▶ [Given problem]
Set down the material below in full, matching it exactly.

╭─ Entries supplied

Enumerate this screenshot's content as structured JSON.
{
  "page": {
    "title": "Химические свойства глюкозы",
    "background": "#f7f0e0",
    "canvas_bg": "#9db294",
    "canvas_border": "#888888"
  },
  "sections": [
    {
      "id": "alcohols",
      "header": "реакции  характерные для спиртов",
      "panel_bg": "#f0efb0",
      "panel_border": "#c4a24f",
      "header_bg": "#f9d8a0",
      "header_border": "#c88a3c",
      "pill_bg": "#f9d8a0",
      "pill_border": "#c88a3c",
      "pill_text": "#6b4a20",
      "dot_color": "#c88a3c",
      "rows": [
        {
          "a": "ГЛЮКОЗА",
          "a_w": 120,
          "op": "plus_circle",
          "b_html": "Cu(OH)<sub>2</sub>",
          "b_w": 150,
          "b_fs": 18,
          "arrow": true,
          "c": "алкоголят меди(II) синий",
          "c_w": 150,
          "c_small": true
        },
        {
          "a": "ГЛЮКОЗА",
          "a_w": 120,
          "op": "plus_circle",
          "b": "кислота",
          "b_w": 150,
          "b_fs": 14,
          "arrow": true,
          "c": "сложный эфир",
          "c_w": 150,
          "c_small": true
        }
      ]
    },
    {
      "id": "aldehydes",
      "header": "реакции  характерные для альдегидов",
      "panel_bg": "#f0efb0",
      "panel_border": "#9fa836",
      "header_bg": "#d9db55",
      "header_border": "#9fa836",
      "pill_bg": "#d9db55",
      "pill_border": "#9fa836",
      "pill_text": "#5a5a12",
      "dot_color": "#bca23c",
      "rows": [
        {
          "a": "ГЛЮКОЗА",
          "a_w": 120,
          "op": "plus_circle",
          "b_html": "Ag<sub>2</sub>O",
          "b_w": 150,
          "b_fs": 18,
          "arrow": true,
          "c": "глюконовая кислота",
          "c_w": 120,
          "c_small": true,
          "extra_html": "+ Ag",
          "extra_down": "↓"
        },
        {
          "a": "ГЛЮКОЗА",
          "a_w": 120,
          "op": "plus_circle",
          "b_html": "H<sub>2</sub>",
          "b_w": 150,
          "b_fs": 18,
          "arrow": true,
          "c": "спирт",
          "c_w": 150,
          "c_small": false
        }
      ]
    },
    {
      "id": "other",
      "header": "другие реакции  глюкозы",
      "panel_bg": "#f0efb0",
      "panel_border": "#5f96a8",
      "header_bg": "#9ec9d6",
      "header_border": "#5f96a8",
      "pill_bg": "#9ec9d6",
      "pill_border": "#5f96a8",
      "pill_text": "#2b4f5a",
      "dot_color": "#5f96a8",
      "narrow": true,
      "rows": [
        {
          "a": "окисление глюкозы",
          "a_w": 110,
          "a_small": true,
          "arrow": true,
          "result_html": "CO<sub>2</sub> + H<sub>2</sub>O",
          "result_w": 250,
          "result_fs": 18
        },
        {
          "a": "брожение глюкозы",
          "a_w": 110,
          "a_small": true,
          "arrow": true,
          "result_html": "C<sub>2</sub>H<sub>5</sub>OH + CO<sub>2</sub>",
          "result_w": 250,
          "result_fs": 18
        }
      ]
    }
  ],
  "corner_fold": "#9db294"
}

╰─

▶ [Output]
Enumerate this screenshot's content as structured JSON.
{
  "page": {
    "title": "Химические свойства глюкозы",
    "background": "#f7f0e0",
    "canvas_bg": "#9db294",
    "canvas_border": "#888888"
  },
  "sections": [
    {
      "id": "alcohols",
      "header": "реакции  характерные для спиртов",
      "panel_bg": "#f0efb0",
      "panel_border": "#c4a24f",
      "header_bg": "#f9d8a0",
      "header_border": "#c88a3c",
      "pill_bg": "#f9d8a0",
      "pill_border": "#c88a3c",
      "pill_text": "#6b4a20",
      "dot_color": "#c88a3c",
      "rows": [
        {
          "a": "ГЛЮКОЗА",
          "a_w": 120,
          "op": "plus_circle",
          "b_html": "Cu(OH)<sub>2</sub>",
          "b_w": 150,
          "b_fs": 18,
          "arrow": true,
          "c": "алкоголят меди(II) синий",
          "c_w": 150,
          "c_small": true
        },
        {
          "a": "ГЛЮКОЗА",
          "a_w": 120,
          "op": "plus_circle",
          "b": "кислота",
          "b_w": 150,
          "b_fs": 14,
          "arrow": true,
          "c": "сложный эфир",
          "c_w": 150,
          "c_small": true
        }
      ]
    },
    {
      "id": "aldehydes",
      "header": "реакции  характерные для альдегидов",
      "panel_bg": "#f0efb0",
      "panel_border": "#9fa836",
      "header_bg": "#d9db55",
      "header_border": "#9fa836",
      "pill_bg": "#d9db55",
      "pill_border": "#9fa836",
      "pill_text": "#5a5a12",
      "dot_color": "#bca23c",
      "rows": [
        {
          "a": "ГЛЮКОЗА",
          "a_w": 120,
          "op": "plus_circle",
          "b_html": "Ag<sub>2</sub>O",
          "b_w": 150,
          "b_fs": 18,
          "arrow": true,
          "c": "глюконовая кислота",
          "c_w": 120,
          "c_small": true,
          "extra_html": "+ Ag",
          "extra_down": "↓"
        },
        {
          "a": "ГЛЮКОЗА",
          "a_w": 120,
          "op": "plus_circle",
          "b_html": "H<sub>2</sub>",
          "b_w": 150,
          "b_fs": 18,
          "arrow": true,
          "c": "спирт",
          "c_w": 150,
          "c_small": false
        }
      ]
    },
    {
      "id": "other",
      "header": "другие реакции  глюкозы",
      "panel_bg": "#f0efb0",
      "panel_border": "#5f96a8",
      "header_bg": "#9ec9d6",
      "header_border": "#5f96a8",
      "pill_bg": "#9ec9d6",
      "pill_border": "#5f96a8",
      "pill_text": "#2b4f5a",
      "dot_color": "#5f96a8",
      "narrow": true,
      "rows": [
        {
          "a": "окисление глюкозы",
          "a_w": 110,
          "a_small": true,
          "arrow": true,
          "result_html": "CO<sub>2</sub> + H<sub>2</sub>O",
          "result_w": 250,
          "result_fs": 18
        },
        {
          "a": "брожение глюкозы",
          "a_w": 110,
          "a_small": true,
          "arrow": true,
          "result_html": "C<sub>2</sub>H<sub>5</sub>OH + CO<sub>2</sub>",
          "result_w": 250,
          "result_fs": 18
        }
      ]
    }
  ],
  "corner_fold": "#9db294"
}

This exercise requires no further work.